### Stored entries:
┏━━

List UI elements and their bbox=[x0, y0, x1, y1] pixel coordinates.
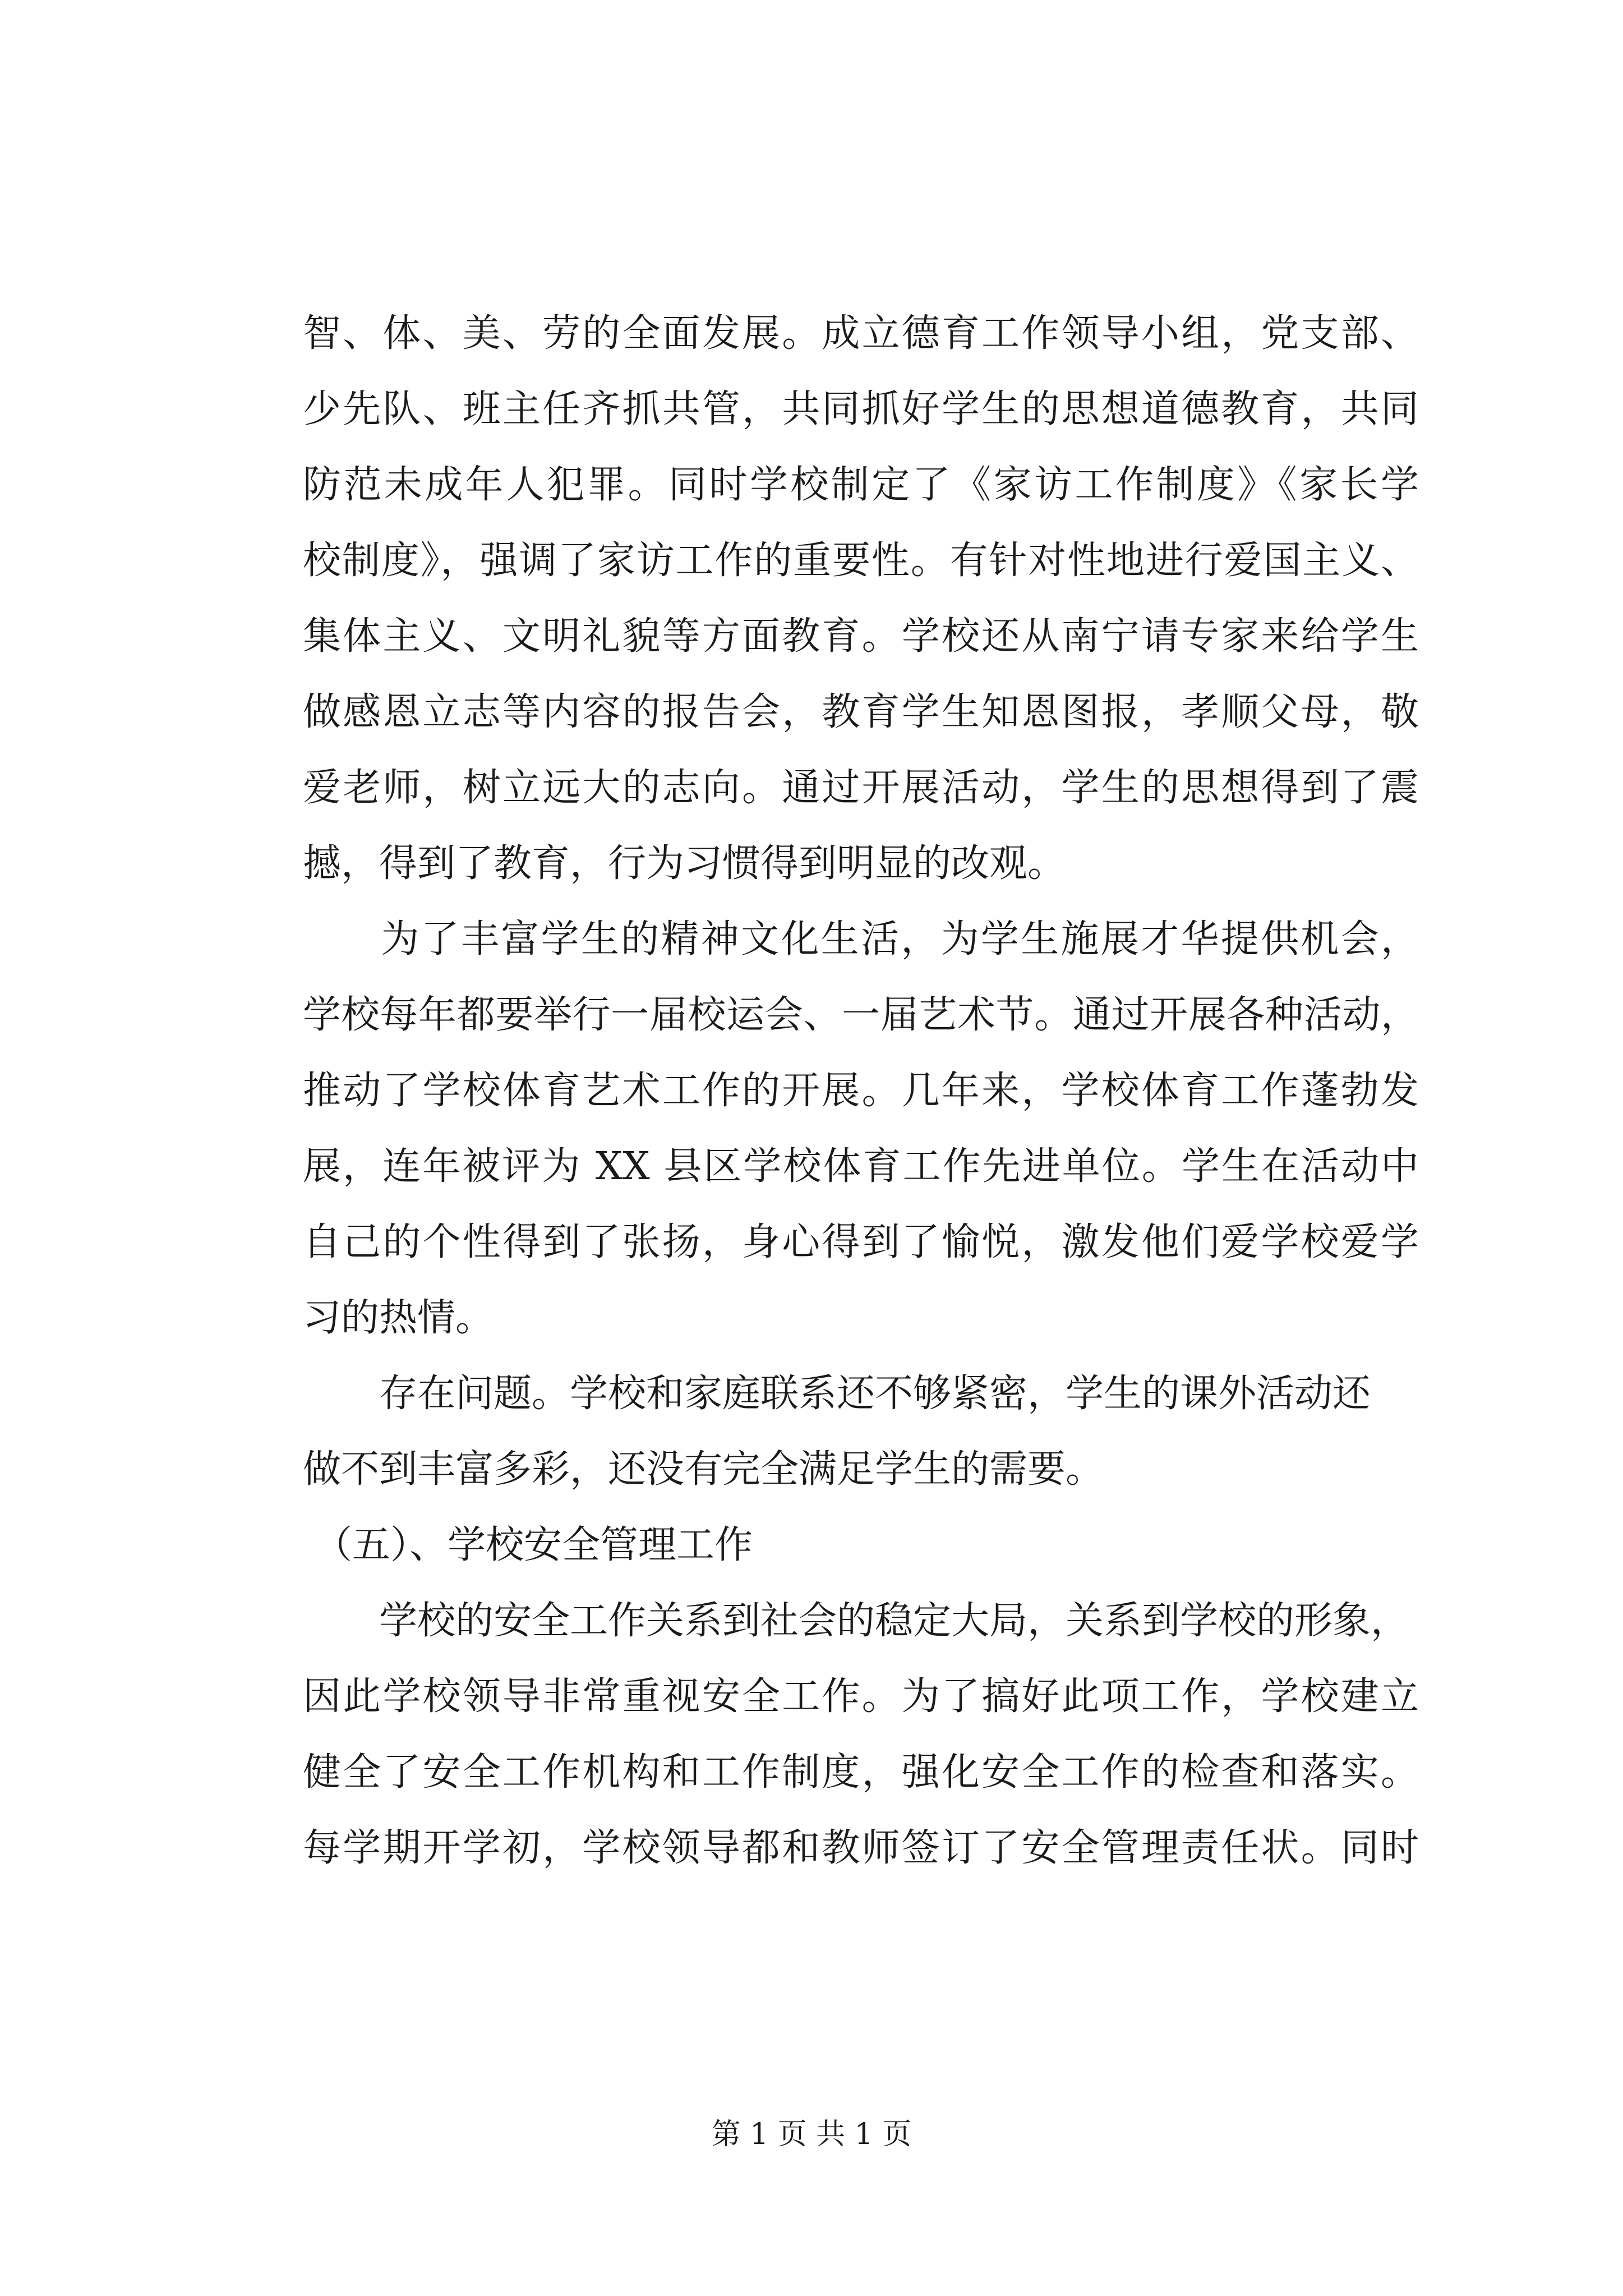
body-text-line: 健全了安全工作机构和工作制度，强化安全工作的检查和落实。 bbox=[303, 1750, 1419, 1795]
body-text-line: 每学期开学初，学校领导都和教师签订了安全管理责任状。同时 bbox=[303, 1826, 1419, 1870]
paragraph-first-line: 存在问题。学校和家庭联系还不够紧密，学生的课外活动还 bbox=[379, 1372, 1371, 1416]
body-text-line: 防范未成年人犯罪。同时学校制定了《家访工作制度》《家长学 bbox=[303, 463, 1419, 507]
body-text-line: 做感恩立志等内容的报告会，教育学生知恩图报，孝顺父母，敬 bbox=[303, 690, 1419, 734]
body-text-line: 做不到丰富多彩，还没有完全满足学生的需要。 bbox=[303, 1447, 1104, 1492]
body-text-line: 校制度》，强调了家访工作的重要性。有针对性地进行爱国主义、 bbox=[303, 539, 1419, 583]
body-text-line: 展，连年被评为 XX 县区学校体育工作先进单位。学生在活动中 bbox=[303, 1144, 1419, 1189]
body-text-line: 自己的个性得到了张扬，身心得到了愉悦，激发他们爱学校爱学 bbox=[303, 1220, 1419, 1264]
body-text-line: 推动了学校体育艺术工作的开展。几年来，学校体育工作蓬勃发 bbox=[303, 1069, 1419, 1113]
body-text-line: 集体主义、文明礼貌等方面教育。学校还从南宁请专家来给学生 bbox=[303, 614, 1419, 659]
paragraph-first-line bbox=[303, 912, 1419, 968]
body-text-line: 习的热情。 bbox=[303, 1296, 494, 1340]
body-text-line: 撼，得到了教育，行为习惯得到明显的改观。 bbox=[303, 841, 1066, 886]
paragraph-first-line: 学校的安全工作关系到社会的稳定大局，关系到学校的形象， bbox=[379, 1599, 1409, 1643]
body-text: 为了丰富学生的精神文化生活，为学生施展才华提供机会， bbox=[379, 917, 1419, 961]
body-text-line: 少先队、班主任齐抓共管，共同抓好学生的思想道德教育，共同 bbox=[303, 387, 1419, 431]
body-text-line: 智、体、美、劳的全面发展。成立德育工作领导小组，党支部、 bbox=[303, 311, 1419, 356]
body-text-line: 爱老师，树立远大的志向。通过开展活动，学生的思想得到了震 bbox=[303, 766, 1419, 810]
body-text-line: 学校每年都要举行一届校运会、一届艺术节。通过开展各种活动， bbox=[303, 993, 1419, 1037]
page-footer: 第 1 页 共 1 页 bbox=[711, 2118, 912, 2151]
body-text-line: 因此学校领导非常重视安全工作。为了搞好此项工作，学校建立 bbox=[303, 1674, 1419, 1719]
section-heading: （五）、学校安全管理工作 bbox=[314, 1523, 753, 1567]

┗━━

### AIM OF THE EXERCISE:
Pick out the lines above that contain the string "first" and copy each one out in full. Matching is case-sensitive.

### COMPLETE RESPONSE:
paragraph-first-line: 存在问题。学校和家庭联系还不够紧密，学生的课外活动还 bbox=[379, 1372, 1371, 1416]
paragraph-first-line bbox=[303, 912, 1419, 968]
paragraph-first-line: 学校的安全工作关系到社会的稳定大局，关系到学校的形象， bbox=[379, 1599, 1409, 1643]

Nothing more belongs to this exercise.